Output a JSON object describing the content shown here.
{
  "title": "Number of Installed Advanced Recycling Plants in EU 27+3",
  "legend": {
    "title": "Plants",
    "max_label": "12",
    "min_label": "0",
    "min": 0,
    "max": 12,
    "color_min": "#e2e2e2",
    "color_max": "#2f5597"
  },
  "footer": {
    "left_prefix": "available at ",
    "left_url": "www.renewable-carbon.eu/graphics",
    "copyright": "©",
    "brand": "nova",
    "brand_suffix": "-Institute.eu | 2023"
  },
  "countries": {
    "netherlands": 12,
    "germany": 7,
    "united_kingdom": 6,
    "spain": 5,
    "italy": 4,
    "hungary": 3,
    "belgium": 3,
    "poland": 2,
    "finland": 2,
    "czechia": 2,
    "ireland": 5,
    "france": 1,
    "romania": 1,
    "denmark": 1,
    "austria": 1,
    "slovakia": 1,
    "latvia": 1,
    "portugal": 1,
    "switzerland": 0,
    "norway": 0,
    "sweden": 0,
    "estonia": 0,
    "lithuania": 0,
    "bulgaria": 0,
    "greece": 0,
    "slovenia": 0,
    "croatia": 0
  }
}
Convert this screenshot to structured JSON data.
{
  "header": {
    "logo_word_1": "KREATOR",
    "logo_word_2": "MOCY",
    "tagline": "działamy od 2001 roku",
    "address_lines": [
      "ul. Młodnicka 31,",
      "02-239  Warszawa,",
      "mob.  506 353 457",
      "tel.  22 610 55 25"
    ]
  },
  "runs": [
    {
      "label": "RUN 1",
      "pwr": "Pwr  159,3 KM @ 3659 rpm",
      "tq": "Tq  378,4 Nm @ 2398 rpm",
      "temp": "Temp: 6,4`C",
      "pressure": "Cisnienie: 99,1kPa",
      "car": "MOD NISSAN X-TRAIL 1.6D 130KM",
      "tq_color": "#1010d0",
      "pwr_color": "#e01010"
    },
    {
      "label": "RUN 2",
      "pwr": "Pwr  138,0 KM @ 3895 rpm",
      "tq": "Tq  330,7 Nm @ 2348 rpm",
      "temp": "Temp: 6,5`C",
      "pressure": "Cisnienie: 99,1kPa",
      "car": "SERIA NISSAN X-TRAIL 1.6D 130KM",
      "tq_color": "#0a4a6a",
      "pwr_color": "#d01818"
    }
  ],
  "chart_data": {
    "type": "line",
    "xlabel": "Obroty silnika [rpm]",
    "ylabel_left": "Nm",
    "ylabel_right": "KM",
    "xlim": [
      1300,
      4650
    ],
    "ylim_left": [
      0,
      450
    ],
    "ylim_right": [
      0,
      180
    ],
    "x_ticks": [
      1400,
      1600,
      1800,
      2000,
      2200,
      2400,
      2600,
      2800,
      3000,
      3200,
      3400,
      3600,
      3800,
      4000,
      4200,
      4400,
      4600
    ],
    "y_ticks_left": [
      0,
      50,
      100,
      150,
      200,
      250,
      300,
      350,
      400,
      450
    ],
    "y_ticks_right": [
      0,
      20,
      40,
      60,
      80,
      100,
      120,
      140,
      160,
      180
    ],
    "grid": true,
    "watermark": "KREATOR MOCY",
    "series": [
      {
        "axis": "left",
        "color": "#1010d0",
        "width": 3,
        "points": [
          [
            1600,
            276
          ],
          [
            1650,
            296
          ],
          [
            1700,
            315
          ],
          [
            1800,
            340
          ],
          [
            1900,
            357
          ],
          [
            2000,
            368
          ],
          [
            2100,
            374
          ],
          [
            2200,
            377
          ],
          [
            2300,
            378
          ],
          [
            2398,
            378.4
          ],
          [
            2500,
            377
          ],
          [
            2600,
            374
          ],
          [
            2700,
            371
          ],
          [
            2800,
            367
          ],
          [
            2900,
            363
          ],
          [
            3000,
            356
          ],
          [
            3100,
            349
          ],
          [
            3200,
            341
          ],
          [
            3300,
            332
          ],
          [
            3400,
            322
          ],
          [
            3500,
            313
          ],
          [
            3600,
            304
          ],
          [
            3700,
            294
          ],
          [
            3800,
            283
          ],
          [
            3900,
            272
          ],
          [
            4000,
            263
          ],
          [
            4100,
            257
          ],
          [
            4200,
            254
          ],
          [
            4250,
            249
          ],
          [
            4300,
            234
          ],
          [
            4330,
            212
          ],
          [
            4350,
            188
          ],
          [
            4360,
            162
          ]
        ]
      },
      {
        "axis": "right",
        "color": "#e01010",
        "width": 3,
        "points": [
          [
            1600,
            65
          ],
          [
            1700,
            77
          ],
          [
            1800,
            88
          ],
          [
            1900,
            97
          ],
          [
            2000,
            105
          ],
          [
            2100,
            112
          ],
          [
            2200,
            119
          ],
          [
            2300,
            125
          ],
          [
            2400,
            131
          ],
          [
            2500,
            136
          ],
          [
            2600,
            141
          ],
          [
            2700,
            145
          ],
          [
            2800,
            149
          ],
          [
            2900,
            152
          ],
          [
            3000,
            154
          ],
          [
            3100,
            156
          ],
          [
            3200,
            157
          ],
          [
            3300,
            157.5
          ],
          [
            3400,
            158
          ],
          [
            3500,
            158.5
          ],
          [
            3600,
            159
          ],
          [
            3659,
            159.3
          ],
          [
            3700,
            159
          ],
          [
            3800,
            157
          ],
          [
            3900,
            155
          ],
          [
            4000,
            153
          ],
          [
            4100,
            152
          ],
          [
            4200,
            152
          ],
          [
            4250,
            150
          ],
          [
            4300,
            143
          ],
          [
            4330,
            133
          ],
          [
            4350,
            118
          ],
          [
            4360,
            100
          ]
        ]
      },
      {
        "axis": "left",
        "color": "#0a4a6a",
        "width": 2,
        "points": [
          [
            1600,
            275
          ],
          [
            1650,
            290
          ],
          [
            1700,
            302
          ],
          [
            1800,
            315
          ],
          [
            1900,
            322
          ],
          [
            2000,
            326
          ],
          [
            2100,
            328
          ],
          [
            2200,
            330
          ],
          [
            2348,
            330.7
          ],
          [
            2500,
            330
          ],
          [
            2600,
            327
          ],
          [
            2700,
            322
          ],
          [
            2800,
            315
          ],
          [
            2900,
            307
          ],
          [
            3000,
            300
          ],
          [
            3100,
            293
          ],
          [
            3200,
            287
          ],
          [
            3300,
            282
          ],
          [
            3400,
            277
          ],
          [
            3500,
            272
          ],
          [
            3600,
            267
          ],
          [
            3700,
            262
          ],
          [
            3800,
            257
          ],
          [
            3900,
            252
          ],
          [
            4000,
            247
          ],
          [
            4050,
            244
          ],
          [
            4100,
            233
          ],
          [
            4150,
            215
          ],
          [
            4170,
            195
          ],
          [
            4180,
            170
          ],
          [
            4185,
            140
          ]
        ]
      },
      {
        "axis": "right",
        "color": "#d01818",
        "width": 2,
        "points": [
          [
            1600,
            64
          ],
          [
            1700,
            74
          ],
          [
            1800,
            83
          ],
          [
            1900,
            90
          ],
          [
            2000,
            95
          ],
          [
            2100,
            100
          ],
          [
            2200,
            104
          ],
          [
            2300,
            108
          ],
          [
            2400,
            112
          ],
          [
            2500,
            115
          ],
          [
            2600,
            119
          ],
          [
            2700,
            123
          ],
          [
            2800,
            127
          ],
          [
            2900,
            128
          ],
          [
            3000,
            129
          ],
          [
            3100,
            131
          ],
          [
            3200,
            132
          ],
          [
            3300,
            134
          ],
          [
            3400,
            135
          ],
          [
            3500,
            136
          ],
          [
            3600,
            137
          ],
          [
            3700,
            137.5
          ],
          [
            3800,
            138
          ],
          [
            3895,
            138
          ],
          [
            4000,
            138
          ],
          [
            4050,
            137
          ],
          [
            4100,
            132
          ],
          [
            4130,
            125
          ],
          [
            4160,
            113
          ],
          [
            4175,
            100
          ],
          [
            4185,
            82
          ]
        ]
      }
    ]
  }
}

REQUIRED WORK: From the entries above, collect every line with the string "NISSAN" in it.

FINAL RESULT:
      "car": "MOD NISSAN X-TRAIL 1.6D 130KM",
      "car": "SERIA NISSAN X-TRAIL 1.6D 130KM",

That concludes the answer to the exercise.